◆ The problem:
Reproduce the records below exactly as they appear.

◆ Entries:
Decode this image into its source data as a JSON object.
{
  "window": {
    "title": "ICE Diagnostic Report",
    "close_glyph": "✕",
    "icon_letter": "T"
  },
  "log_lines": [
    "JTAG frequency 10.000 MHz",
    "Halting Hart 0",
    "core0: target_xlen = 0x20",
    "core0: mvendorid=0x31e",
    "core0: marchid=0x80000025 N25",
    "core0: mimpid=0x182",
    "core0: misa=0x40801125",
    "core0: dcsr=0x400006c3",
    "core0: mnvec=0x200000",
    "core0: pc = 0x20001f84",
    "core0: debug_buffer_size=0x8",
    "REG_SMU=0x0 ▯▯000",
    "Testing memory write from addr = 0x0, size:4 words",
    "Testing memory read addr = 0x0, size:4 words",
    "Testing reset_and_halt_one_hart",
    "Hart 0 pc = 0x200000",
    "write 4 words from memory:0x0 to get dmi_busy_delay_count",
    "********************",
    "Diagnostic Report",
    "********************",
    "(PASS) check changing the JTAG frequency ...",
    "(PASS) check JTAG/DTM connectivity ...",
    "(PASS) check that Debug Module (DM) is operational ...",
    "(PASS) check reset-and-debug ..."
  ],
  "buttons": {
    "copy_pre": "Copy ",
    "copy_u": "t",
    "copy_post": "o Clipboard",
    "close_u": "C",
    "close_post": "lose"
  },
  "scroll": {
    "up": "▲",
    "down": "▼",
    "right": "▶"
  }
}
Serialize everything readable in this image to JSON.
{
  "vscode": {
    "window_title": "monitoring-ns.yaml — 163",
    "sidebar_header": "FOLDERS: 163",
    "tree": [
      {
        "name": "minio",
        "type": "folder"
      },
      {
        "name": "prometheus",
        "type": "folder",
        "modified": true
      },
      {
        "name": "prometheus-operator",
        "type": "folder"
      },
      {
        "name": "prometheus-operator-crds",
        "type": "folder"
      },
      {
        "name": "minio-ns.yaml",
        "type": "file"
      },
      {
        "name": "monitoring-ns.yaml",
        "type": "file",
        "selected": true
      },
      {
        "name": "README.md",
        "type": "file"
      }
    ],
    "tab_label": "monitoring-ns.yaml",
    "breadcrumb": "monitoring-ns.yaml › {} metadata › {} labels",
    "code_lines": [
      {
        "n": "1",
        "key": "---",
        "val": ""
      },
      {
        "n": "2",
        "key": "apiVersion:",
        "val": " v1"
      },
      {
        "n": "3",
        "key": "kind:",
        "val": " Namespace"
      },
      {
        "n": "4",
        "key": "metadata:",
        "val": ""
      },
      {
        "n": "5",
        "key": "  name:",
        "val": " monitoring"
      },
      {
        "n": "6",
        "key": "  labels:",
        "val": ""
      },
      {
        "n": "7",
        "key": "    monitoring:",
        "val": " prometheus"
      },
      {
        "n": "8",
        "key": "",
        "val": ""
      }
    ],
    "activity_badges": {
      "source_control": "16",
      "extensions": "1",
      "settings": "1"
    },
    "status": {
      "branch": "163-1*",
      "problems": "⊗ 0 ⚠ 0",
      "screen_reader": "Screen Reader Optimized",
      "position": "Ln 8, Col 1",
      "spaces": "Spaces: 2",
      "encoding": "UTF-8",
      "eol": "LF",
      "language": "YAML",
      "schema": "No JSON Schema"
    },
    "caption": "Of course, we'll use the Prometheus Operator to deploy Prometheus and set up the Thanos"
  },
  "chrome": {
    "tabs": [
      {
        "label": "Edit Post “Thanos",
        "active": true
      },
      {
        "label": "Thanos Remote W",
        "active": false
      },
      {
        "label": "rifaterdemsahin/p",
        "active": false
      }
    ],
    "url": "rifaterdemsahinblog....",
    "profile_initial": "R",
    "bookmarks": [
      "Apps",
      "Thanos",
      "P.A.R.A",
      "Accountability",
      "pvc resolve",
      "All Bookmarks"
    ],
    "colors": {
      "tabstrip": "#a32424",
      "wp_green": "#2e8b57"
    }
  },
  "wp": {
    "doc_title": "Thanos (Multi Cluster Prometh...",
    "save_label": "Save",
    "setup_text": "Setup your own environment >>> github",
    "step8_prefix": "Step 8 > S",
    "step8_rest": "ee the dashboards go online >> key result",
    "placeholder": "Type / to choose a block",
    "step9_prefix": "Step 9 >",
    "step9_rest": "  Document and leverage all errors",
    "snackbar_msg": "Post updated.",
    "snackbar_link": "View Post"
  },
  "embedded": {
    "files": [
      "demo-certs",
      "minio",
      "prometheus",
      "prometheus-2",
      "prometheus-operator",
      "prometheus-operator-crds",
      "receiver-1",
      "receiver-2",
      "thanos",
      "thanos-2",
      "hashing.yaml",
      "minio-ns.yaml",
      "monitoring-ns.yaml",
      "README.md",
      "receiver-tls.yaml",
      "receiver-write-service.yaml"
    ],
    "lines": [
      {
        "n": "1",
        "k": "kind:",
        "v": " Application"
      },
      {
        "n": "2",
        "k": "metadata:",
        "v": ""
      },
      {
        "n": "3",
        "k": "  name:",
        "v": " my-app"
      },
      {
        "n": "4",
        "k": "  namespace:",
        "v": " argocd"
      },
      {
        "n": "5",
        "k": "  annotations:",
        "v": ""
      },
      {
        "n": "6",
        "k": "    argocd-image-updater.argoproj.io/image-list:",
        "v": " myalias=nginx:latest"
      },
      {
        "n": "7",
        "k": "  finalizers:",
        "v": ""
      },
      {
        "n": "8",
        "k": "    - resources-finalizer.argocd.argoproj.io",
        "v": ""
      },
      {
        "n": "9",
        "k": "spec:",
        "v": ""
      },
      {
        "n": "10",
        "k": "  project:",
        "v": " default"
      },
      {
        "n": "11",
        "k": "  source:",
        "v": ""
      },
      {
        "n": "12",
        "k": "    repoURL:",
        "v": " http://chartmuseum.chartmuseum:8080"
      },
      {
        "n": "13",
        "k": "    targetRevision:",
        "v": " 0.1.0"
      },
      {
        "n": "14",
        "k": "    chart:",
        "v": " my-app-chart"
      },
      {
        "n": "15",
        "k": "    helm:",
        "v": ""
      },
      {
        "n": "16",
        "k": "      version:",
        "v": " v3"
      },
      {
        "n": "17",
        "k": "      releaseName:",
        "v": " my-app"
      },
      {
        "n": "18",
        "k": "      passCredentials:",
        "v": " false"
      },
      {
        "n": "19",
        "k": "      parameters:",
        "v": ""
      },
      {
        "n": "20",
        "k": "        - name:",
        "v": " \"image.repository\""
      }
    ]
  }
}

◆ Response to this task:
Decode this image into its source data as a JSON object.
{
  "window": {
    "title": "ICE Diagnostic Report",
    "close_glyph": "✕",
    "icon_letter": "T"
  },
  "log_lines": [
    "JTAG frequency 10.000 MHz",
    "Halting Hart 0",
    "core0: target_xlen = 0x20",
    "core0: mvendorid=0x31e",
    "core0: marchid=0x80000025 N25",
    "core0: mimpid=0x182",
    "core0: misa=0x40801125",
    "core0: dcsr=0x400006c3",
    "core0: mnvec=0x200000",
    "core0: pc = 0x20001f84",
    "core0: debug_buffer_size=0x8",
    "REG_SMU=0x0 ▯▯000",
    "Testing memory write from addr = 0x0, size:4 words",
    "Testing memory read addr = 0x0, size:4 words",
    "Testing reset_and_halt_one_hart",
    "Hart 0 pc = 0x200000",
    "write 4 words from memory:0x0 to get dmi_busy_delay_count",
    "********************",
    "Diagnostic Report",
    "********************",
    "(PASS) check changing the JTAG frequency ...",
    "(PASS) check JTAG/DTM connectivity ...",
    "(PASS) check that Debug Module (DM) is operational ...",
    "(PASS) check reset-and-debug ..."
  ],
  "buttons": {
    "copy_pre": "Copy ",
    "copy_u": "t",
    "copy_post": "o Clipboard",
    "close_u": "C",
    "close_post": "lose"
  },
  "scroll": {
    "up": "▲",
    "down": "▼",
    "right": "▶"
  }
}
Serialize everything readable in this image to JSON.
{
  "vscode": {
    "window_title": "monitoring-ns.yaml — 163",
    "sidebar_header": "FOLDERS: 163",
    "tree": [
      {
        "name": "minio",
        "type": "folder"
      },
      {
        "name": "prometheus",
        "type": "folder",
        "modified": true
      },
      {
        "name": "prometheus-operator",
        "type": "folder"
      },
      {
        "name": "prometheus-operator-crds",
        "type": "folder"
      },
      {
        "name": "minio-ns.yaml",
        "type": "file"
      },
      {
        "name": "monitoring-ns.yaml",
        "type": "file",
        "selected": true
      },
      {
        "name": "README.md",
        "type": "file"
      }
    ],
    "tab_label": "monitoring-ns.yaml",
    "breadcrumb": "monitoring-ns.yaml › {} metadata › {} labels",
    "code_lines": [
      {
        "n": "1",
        "key": "---",
        "val": ""
      },
      {
        "n": "2",
        "key": "apiVersion:",
        "val": " v1"
      },
      {
        "n": "3",
        "key": "kind:",
        "val": " Namespace"
      },
      {
        "n": "4",
        "key": "metadata:",
        "val": ""
      },
      {
        "n": "5",
        "key": "  name:",
        "val": " monitoring"
      },
      {
        "n": "6",
        "key": "  labels:",
        "val": ""
      },
      {
        "n": "7",
        "key": "    monitoring:",
        "val": " prometheus"
      },
      {
        "n": "8",
        "key": "",
        "val": ""
      }
    ],
    "activity_badges": {
      "source_control": "16",
      "extensions": "1",
      "settings": "1"
    },
    "status": {
      "branch": "163-1*",
      "problems": "⊗ 0 ⚠ 0",
      "screen_reader": "Screen Reader Optimized",
      "position": "Ln 8, Col 1",
      "spaces": "Spaces: 2",
      "encoding": "UTF-8",
      "eol": "LF",
      "language": "YAML",
      "schema": "No JSON Schema"
    },
    "caption": "Of course, we'll use the Prometheus Operator to deploy Prometheus and set up the Thanos"
  },
  "chrome": {
    "tabs": [
      {
        "label": "Edit Post “Thanos",
        "active": true
      },
      {
        "label": "Thanos Remote W",
        "active": false
      },
      {
        "label": "rifaterdemsahin/p",
        "active": false
      }
    ],
    "url": "rifaterdemsahinblog....",
    "profile_initial": "R",
    "bookmarks": [
      "Apps",
      "Thanos",
      "P.A.R.A",
      "Accountability",
      "pvc resolve",
      "All Bookmarks"
    ],
    "colors": {
      "tabstrip": "#a32424",
      "wp_green": "#2e8b57"
    }
  },
  "wp": {
    "doc_title": "Thanos (Multi Cluster Prometh...",
    "save_label": "Save",
    "setup_text": "Setup your own environment >>> github",
    "step8_prefix": "Step 8 > S",
    "step8_rest": "ee the dashboards go online >> key result",
    "placeholder": "Type / to choose a block",
    "step9_prefix": "Step 9 >",
    "step9_rest": "  Document and leverage all errors",
    "snackbar_msg": "Post updated.",
    "snackbar_link": "View Post"
  },
  "embedded": {
    "files": [
      "demo-certs",
      "minio",
      "prometheus",
      "prometheus-2",
      "prometheus-operator",
      "prometheus-operator-crds",
      "receiver-1",
      "receiver-2",
      "thanos",
      "thanos-2",
      "hashing.yaml",
      "minio-ns.yaml",
      "monitoring-ns.yaml",
      "README.md",
      "receiver-tls.yaml",
      "receiver-write-service.yaml"
    ],
    "lines": [
      {
        "n": "1",
        "k": "kind:",
        "v": " Application"
      },
      {
        "n": "2",
        "k": "metadata:",
        "v": ""
      },
      {
        "n": "3",
        "k": "  name:",
        "v": " my-app"
      },
      {
        "n": "4",
        "k": "  namespace:",
        "v": " argocd"
      },
      {
        "n": "5",
        "k": "  annotations:",
        "v": ""
      },
      {
        "n": "6",
        "k": "    argocd-image-updater.argoproj.io/image-list:",
        "v": " myalias=nginx:latest"
      },
      {
        "n": "7",
        "k": "  finalizers:",
        "v": ""
      },
      {
        "n": "8",
        "k": "    - resources-finalizer.argocd.argoproj.io",
        "v": ""
      },
      {
        "n": "9",
        "k": "spec:",
        "v": ""
      },
      {
        "n": "10",
        "k": "  project:",
        "v": " default"
      },
      {
        "n": "11",
        "k": "  source:",
        "v": ""
      },
      {
        "n": "12",
        "k": "    repoURL:",
        "v": " http://chartmuseum.chartmuseum:8080"
      },
      {
        "n": "13",
        "k": "    targetRevision:",
        "v": " 0.1.0"
      },
      {
        "n": "14",
        "k": "    chart:",
        "v": " my-app-chart"
      },
      {
        "n": "15",
        "k": "    helm:",
        "v": ""
      },
      {
        "n": "16",
        "k": "      version:",
        "v": " v3"
      },
      {
        "n": "17",
        "k": "      releaseName:",
        "v": " my-app"
      },
      {
        "n": "18",
        "k": "      passCredentials:",
        "v": " false"
      },
      {
        "n": "19",
        "k": "      parameters:",
        "v": ""
      },
      {
        "n": "20",
        "k": "        - name:",
        "v": " \"image.repository\""
      }
    ]
  }
}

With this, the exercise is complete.